[Problem to solve] Identify the lines holding "времени" and copy them.

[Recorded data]
┏━━

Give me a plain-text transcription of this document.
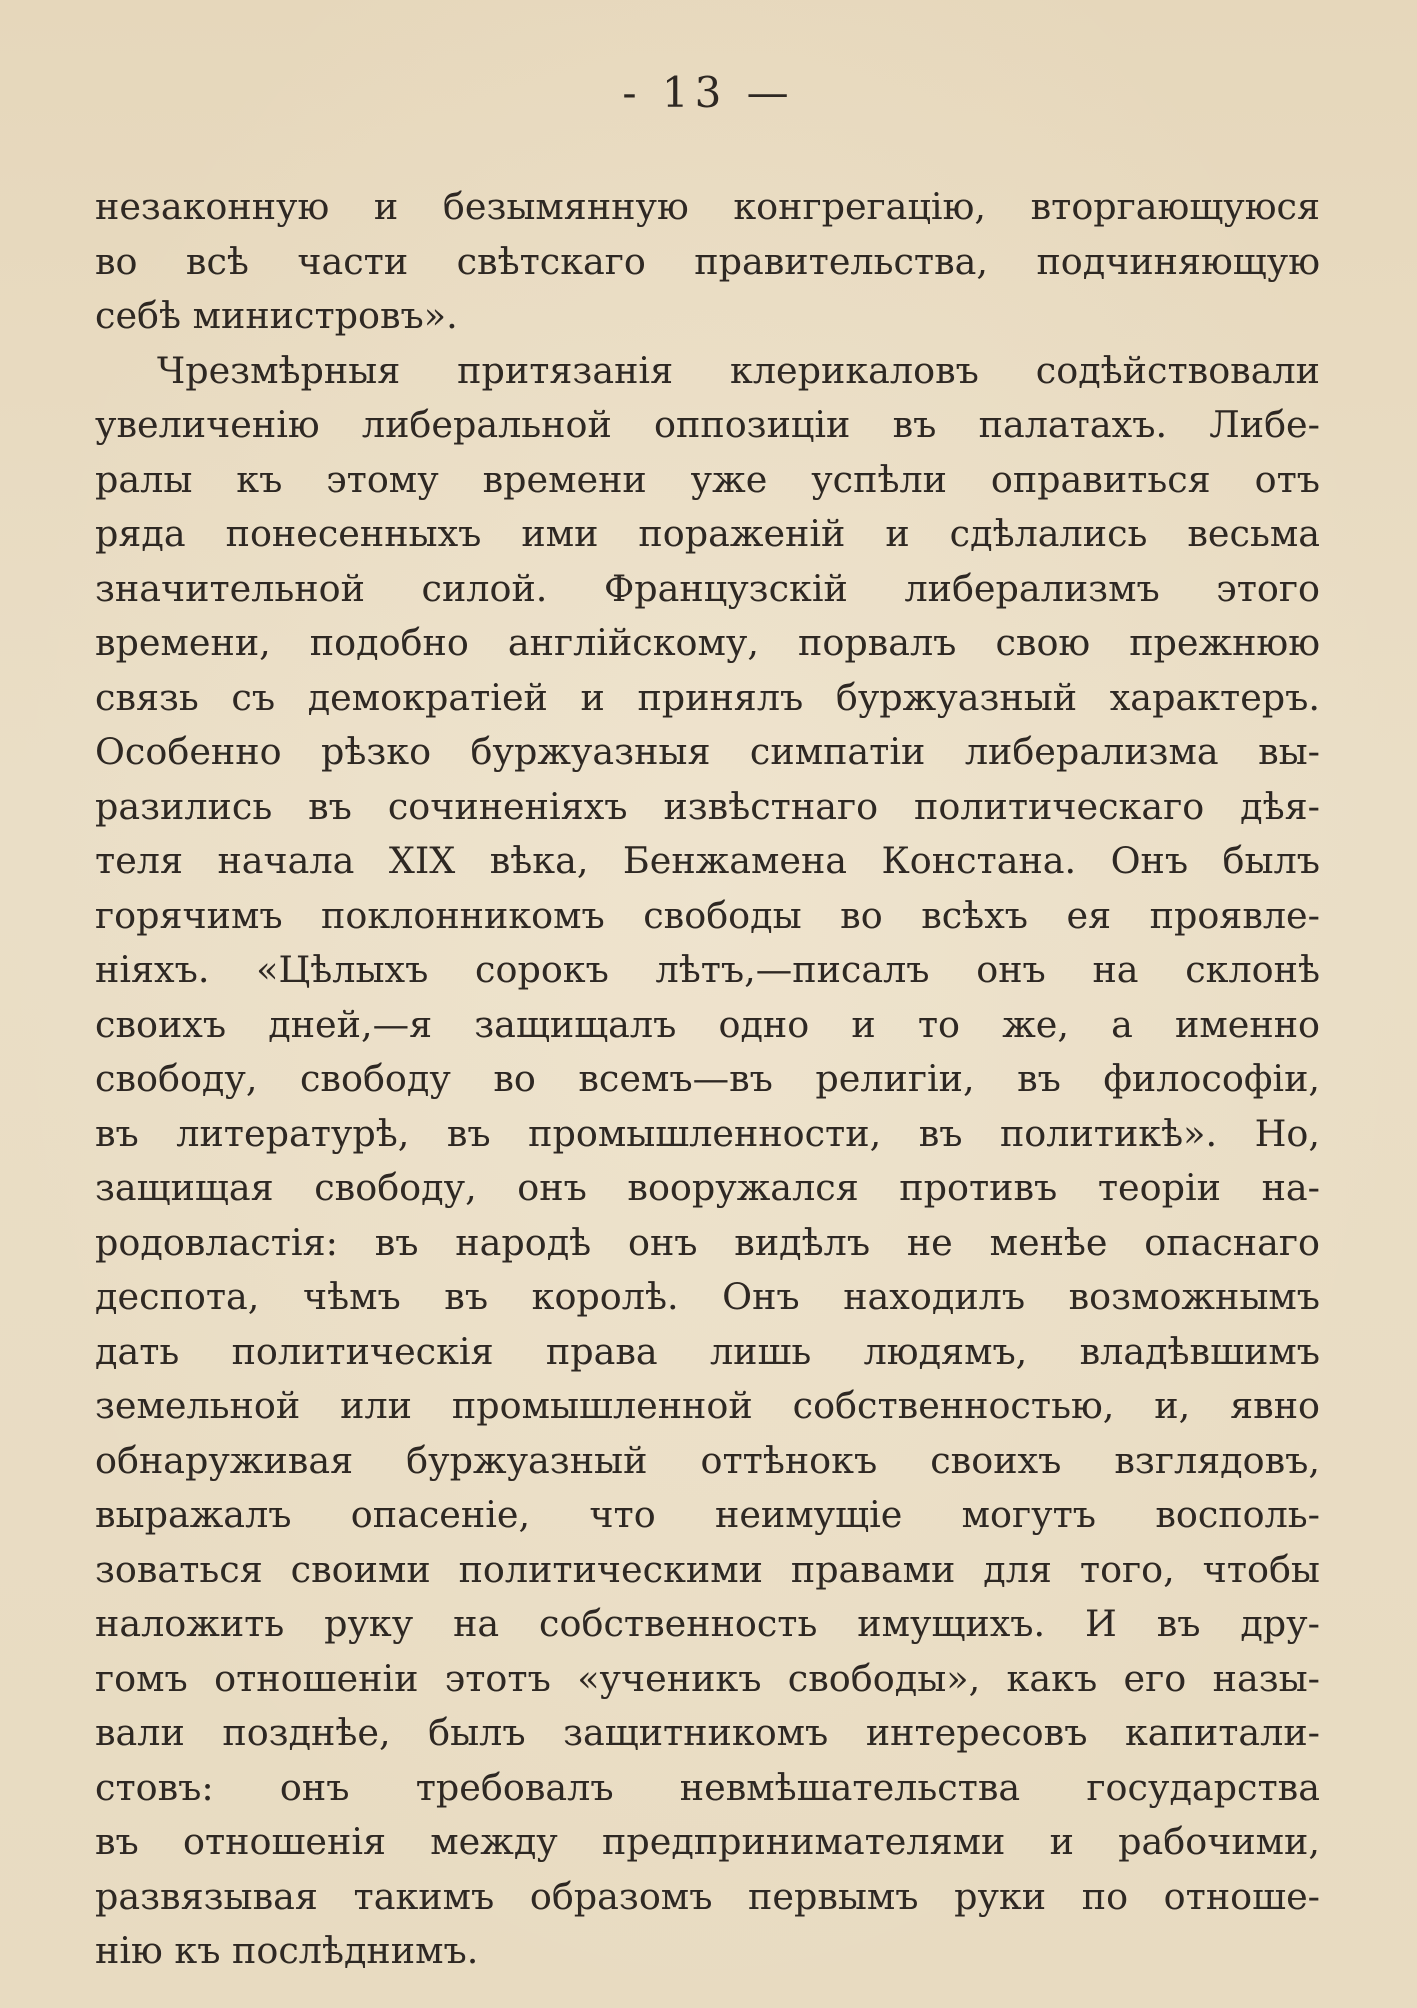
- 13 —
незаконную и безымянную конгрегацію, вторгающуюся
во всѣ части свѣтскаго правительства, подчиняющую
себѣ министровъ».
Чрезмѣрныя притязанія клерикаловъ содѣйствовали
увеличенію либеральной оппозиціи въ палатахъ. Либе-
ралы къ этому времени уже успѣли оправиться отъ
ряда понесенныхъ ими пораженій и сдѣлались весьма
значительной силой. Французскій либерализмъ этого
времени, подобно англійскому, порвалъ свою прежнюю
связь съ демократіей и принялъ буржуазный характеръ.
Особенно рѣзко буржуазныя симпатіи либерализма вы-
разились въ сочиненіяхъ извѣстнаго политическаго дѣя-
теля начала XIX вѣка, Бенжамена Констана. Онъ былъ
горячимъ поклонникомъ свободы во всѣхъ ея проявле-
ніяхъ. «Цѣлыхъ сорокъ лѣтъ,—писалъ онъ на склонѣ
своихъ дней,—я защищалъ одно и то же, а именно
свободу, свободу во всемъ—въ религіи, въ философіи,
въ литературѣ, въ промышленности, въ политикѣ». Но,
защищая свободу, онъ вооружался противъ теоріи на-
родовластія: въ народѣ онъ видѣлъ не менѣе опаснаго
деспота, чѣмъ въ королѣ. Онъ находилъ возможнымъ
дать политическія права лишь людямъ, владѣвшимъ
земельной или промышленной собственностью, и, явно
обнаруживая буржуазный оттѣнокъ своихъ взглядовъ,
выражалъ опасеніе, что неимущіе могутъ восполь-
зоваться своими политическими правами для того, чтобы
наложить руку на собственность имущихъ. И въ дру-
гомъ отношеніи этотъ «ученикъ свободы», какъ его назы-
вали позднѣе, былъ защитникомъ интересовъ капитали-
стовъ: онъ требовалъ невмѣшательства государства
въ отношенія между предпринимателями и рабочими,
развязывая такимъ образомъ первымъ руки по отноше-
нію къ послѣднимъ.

┗━━
┏━━

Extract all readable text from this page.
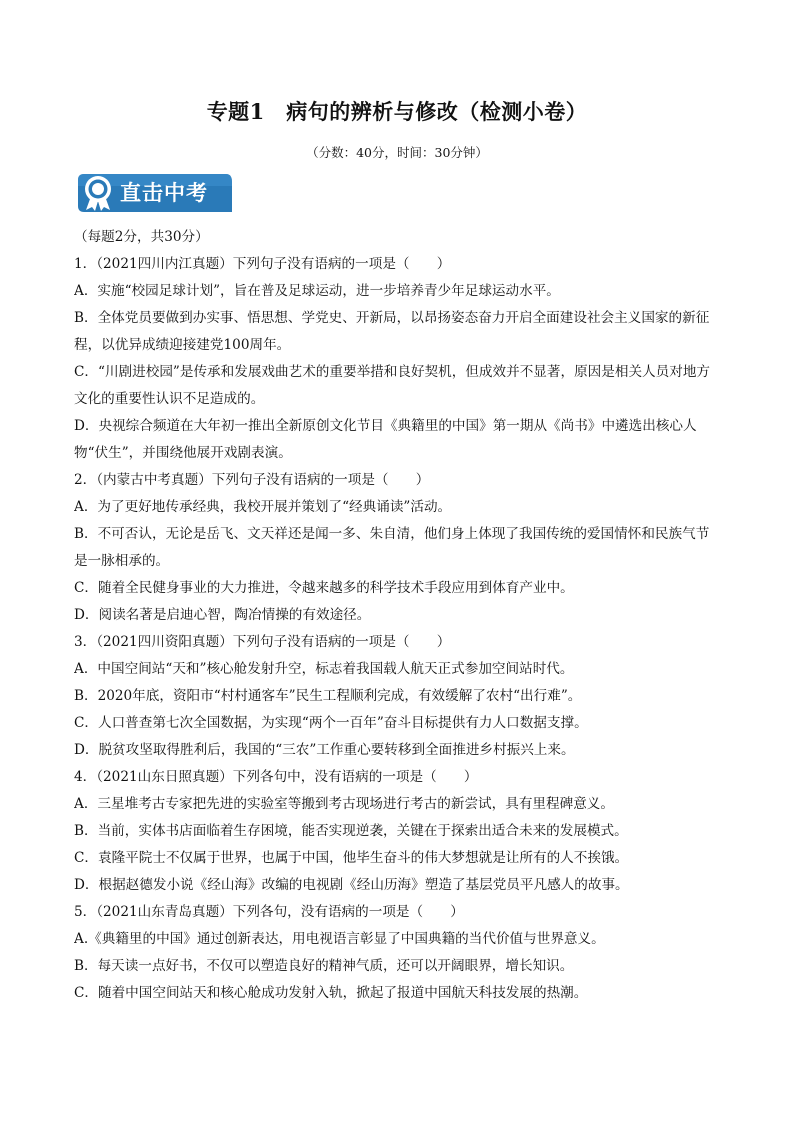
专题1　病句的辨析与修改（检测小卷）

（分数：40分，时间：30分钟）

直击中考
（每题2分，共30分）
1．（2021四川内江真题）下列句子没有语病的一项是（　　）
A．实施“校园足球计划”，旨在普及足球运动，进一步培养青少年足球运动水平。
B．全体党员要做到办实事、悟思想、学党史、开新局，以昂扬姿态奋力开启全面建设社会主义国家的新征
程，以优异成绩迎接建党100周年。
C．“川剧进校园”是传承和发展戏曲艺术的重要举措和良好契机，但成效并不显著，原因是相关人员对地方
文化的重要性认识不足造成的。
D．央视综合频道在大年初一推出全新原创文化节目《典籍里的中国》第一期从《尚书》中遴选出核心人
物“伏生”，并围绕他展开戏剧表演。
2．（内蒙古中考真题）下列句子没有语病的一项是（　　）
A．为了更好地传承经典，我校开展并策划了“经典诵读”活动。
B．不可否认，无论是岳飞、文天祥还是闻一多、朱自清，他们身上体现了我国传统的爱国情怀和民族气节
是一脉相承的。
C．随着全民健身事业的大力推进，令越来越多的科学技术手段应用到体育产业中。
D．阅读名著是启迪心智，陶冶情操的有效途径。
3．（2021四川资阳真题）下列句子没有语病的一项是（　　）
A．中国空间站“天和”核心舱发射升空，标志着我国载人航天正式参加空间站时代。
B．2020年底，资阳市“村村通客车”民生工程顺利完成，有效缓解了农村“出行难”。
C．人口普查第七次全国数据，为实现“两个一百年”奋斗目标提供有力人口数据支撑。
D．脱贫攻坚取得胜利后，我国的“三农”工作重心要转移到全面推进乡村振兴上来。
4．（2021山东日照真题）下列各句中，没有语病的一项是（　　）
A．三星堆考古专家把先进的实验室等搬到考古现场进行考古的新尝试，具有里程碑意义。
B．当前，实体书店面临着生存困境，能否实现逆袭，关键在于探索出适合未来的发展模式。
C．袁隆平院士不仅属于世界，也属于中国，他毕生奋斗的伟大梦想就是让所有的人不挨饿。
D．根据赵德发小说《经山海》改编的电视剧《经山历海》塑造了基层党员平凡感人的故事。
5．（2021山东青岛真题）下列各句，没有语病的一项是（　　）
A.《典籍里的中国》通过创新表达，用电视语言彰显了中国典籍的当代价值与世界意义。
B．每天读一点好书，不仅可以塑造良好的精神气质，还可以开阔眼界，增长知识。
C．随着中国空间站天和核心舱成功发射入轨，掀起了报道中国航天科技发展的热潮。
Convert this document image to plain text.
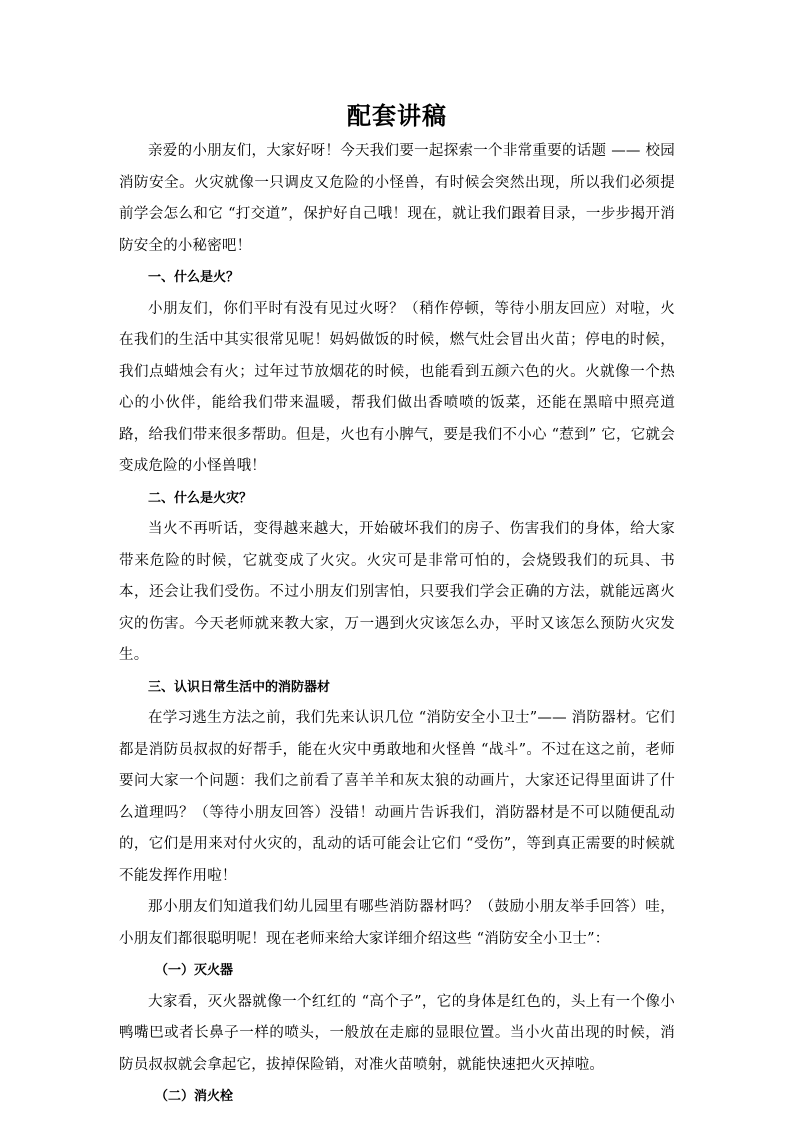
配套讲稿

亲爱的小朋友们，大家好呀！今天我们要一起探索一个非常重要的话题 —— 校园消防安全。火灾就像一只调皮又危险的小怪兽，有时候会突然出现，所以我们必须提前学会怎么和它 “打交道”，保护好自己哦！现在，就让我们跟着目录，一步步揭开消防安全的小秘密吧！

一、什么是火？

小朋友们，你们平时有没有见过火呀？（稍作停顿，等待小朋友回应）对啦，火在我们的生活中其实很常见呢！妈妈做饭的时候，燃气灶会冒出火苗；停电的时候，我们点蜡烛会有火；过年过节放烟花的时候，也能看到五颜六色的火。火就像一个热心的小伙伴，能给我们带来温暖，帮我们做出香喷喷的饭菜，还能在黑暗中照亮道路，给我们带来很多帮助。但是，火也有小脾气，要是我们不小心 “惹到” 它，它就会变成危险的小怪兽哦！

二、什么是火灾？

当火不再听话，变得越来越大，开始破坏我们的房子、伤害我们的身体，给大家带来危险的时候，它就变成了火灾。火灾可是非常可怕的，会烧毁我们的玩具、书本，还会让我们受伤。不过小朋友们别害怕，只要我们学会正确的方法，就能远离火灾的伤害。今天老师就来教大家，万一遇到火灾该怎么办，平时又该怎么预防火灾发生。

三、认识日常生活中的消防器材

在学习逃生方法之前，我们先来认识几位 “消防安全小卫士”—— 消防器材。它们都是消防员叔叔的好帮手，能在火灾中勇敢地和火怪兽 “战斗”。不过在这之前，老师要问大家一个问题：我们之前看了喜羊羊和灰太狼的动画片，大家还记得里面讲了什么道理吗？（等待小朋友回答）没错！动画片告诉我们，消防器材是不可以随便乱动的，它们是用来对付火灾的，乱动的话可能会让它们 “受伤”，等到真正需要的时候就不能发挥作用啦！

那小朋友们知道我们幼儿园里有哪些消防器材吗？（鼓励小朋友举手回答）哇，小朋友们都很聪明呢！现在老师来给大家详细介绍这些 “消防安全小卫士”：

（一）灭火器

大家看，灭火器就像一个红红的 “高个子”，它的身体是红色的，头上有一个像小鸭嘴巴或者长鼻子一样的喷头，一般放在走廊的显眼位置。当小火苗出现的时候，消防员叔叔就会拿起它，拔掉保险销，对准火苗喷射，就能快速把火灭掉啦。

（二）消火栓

┗━━
┏━━

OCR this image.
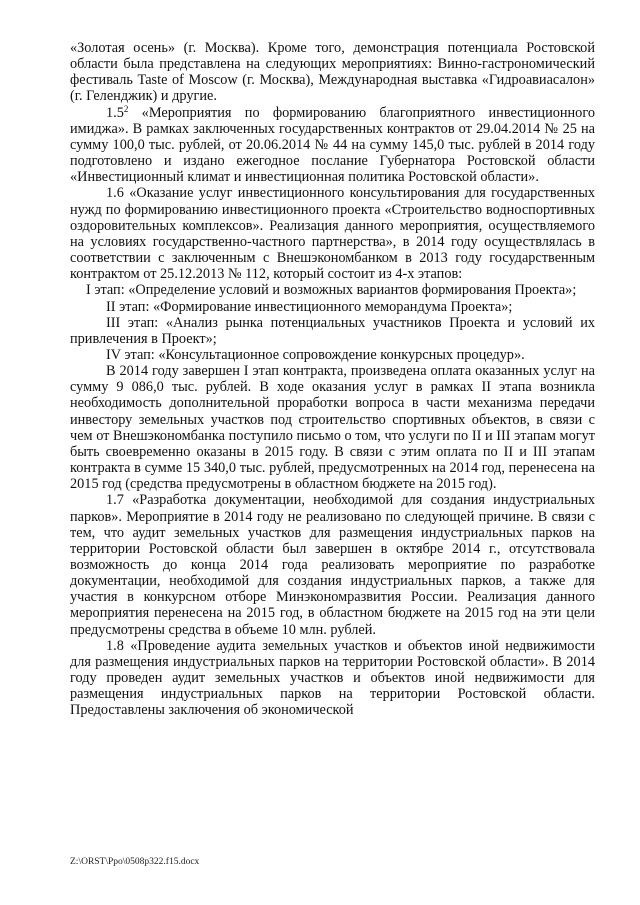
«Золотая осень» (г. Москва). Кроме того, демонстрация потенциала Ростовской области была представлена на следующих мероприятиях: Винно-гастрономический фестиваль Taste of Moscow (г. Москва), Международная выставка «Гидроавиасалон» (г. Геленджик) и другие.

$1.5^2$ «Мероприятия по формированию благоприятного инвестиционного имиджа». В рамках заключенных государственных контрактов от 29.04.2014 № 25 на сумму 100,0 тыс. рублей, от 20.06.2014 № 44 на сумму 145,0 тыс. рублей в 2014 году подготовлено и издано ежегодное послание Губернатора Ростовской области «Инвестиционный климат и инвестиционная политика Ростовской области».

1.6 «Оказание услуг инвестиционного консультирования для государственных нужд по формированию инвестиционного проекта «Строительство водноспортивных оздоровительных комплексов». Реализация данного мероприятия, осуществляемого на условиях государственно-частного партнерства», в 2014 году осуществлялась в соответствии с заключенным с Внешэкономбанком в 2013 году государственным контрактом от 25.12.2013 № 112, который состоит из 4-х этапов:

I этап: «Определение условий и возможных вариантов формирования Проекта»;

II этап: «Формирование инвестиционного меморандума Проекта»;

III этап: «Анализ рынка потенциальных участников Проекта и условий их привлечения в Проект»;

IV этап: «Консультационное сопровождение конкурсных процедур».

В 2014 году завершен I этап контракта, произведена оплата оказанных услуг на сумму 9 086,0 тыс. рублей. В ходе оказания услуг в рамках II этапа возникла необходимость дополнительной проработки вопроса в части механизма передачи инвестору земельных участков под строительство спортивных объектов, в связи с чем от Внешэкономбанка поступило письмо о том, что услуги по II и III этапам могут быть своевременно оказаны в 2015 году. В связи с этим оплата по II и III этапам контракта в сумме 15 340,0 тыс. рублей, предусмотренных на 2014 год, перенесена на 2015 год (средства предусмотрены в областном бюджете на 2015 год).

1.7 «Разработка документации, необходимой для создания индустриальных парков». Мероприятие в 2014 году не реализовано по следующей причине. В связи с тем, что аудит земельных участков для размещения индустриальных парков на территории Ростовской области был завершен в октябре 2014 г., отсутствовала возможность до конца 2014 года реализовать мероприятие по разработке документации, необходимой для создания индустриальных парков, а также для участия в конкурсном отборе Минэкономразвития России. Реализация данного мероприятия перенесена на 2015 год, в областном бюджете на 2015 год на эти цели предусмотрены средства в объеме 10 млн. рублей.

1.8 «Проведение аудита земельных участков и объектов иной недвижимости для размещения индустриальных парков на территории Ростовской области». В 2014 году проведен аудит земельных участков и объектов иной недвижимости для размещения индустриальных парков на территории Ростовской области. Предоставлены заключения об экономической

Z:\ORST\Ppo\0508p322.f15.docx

┗━━

[Answer below]
ралы къ этому времени уже успѣли оправиться отъ
времени, подобно англійскому, порвалъ свою прежнюю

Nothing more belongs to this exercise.